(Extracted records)
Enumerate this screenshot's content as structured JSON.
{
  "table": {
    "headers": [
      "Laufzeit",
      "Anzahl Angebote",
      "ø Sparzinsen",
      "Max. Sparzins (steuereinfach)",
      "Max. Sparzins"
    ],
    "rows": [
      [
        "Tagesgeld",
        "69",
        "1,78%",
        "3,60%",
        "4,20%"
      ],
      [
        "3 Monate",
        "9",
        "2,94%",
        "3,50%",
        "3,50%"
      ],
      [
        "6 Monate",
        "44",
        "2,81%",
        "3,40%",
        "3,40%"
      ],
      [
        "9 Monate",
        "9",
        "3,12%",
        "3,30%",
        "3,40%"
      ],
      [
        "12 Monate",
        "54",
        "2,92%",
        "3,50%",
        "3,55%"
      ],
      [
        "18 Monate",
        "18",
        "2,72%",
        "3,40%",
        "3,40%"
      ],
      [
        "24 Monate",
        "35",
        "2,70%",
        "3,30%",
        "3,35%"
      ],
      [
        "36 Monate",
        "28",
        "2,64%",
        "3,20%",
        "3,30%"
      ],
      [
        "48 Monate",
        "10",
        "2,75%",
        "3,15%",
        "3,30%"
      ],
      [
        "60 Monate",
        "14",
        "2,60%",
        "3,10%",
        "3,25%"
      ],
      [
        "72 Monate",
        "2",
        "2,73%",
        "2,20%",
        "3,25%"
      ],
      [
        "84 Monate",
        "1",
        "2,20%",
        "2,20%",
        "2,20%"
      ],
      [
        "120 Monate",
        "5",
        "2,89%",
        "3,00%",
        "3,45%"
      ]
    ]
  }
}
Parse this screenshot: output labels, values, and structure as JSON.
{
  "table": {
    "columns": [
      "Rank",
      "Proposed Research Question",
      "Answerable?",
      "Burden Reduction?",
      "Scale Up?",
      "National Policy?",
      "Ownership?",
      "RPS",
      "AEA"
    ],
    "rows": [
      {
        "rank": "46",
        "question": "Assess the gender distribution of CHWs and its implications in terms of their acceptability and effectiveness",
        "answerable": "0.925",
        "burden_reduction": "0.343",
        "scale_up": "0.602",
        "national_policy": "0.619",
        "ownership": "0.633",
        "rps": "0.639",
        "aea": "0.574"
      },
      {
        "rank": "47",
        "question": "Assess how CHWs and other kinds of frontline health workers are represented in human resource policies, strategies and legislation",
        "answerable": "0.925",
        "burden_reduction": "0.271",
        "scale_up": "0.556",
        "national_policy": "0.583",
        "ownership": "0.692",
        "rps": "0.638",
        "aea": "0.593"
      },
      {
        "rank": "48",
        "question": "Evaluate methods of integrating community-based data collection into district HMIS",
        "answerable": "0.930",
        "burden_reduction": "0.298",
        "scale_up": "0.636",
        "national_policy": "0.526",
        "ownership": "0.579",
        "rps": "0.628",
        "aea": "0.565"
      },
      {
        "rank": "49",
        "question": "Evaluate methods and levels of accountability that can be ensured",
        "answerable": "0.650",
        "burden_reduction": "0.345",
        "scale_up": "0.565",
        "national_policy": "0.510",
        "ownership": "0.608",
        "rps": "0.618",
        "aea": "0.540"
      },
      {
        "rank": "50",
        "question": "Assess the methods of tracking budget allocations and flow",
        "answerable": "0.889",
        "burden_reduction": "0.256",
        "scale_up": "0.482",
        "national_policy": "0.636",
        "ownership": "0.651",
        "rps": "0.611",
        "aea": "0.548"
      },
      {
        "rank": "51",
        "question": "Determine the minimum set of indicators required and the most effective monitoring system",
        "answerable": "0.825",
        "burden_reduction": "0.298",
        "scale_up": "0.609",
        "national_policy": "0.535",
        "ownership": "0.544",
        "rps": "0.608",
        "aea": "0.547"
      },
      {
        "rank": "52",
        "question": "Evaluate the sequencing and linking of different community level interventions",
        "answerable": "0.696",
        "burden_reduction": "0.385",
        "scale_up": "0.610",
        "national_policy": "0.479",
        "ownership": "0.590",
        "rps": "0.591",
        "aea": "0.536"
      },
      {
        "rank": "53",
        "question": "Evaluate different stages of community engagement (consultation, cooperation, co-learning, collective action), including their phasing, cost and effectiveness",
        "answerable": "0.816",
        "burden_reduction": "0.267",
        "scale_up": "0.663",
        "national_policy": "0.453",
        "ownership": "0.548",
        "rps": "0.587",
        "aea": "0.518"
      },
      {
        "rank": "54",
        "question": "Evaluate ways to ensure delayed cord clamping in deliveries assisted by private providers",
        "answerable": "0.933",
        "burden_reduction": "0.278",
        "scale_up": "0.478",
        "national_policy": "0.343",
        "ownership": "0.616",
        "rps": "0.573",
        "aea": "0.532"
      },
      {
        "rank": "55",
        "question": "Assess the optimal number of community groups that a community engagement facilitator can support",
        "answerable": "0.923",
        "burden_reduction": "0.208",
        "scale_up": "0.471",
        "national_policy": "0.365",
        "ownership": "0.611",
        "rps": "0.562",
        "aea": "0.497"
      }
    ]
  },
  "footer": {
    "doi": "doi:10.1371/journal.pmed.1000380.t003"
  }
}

**The request**.
Your task is to repeat every line exactly.

**Task output**.
Enumerate this screenshot's content as structured JSON.
{
  "table": {
    "headers": [
      "Laufzeit",
      "Anzahl Angebote",
      "ø Sparzinsen",
      "Max. Sparzins (steuereinfach)",
      "Max. Sparzins"
    ],
    "rows": [
      [
        "Tagesgeld",
        "69",
        "1,78%",
        "3,60%",
        "4,20%"
      ],
      [
        "3 Monate",
        "9",
        "2,94%",
        "3,50%",
        "3,50%"
      ],
      [
        "6 Monate",
        "44",
        "2,81%",
        "3,40%",
        "3,40%"
      ],
      [
        "9 Monate",
        "9",
        "3,12%",
        "3,30%",
        "3,40%"
      ],
      [
        "12 Monate",
        "54",
        "2,92%",
        "3,50%",
        "3,55%"
      ],
      [
        "18 Monate",
        "18",
        "2,72%",
        "3,40%",
        "3,40%"
      ],
      [
        "24 Monate",
        "35",
        "2,70%",
        "3,30%",
        "3,35%"
      ],
      [
        "36 Monate",
        "28",
        "2,64%",
        "3,20%",
        "3,30%"
      ],
      [
        "48 Monate",
        "10",
        "2,75%",
        "3,15%",
        "3,30%"
      ],
      [
        "60 Monate",
        "14",
        "2,60%",
        "3,10%",
        "3,25%"
      ],
      [
        "72 Monate",
        "2",
        "2,73%",
        "2,20%",
        "3,25%"
      ],
      [
        "84 Monate",
        "1",
        "2,20%",
        "2,20%",
        "2,20%"
      ],
      [
        "120 Monate",
        "5",
        "2,89%",
        "3,00%",
        "3,45%"
      ]
    ]
  }
}
Parse this screenshot: output labels, values, and structure as JSON.
{
  "table": {
    "columns": [
      "Rank",
      "Proposed Research Question",
      "Answerable?",
      "Burden Reduction?",
      "Scale Up?",
      "National Policy?",
      "Ownership?",
      "RPS",
      "AEA"
    ],
    "rows": [
      {
        "rank": "46",
        "question": "Assess the gender distribution of CHWs and its implications in terms of their acceptability and effectiveness",
        "answerable": "0.925",
        "burden_reduction": "0.343",
        "scale_up": "0.602",
        "national_policy": "0.619",
        "ownership": "0.633",
        "rps": "0.639",
        "aea": "0.574"
      },
      {
        "rank": "47",
        "question": "Assess how CHWs and other kinds of frontline health workers are represented in human resource policies, strategies and legislation",
        "answerable": "0.925",
        "burden_reduction": "0.271",
        "scale_up": "0.556",
        "national_policy": "0.583",
        "ownership": "0.692",
        "rps": "0.638",
        "aea": "0.593"
      },
      {
        "rank": "48",
        "question": "Evaluate methods of integrating community-based data collection into district HMIS",
        "answerable": "0.930",
        "burden_reduction": "0.298",
        "scale_up": "0.636",
        "national_policy": "0.526",
        "ownership": "0.579",
        "rps": "0.628",
        "aea": "0.565"
      },
      {
        "rank": "49",
        "question": "Evaluate methods and levels of accountability that can be ensured",
        "answerable": "0.650",
        "burden_reduction": "0.345",
        "scale_up": "0.565",
        "national_policy": "0.510",
        "ownership": "0.608",
        "rps": "0.618",
        "aea": "0.540"
      },
      {
        "rank": "50",
        "question": "Assess the methods of tracking budget allocations and flow",
        "answerable": "0.889",
        "burden_reduction": "0.256",
        "scale_up": "0.482",
        "national_policy": "0.636",
        "ownership": "0.651",
        "rps": "0.611",
        "aea": "0.548"
      },
      {
        "rank": "51",
        "question": "Determine the minimum set of indicators required and the most effective monitoring system",
        "answerable": "0.825",
        "burden_reduction": "0.298",
        "scale_up": "0.609",
        "national_policy": "0.535",
        "ownership": "0.544",
        "rps": "0.608",
        "aea": "0.547"
      },
      {
        "rank": "52",
        "question": "Evaluate the sequencing and linking of different community level interventions",
        "answerable": "0.696",
        "burden_reduction": "0.385",
        "scale_up": "0.610",
        "national_policy": "0.479",
        "ownership": "0.590",
        "rps": "0.591",
        "aea": "0.536"
      },
      {
        "rank": "53",
        "question": "Evaluate different stages of community engagement (consultation, cooperation, co-learning, collective action), including their phasing, cost and effectiveness",
        "answerable": "0.816",
        "burden_reduction": "0.267",
        "scale_up": "0.663",
        "national_policy": "0.453",
        "ownership": "0.548",
        "rps": "0.587",
        "aea": "0.518"
      },
      {
        "rank": "54",
        "question": "Evaluate ways to ensure delayed cord clamping in deliveries assisted by private providers",
        "answerable": "0.933",
        "burden_reduction": "0.278",
        "scale_up": "0.478",
        "national_policy": "0.343",
        "ownership": "0.616",
        "rps": "0.573",
        "aea": "0.532"
      },
      {
        "rank": "55",
        "question": "Assess the optimal number of community groups that a community engagement facilitator can support",
        "answerable": "0.923",
        "burden_reduction": "0.208",
        "scale_up": "0.471",
        "national_policy": "0.365",
        "ownership": "0.611",
        "rps": "0.562",
        "aea": "0.497"
      }
    ]
  },
  "footer": {
    "doi": "doi:10.1371/journal.pmed.1000380.t003"
  }
}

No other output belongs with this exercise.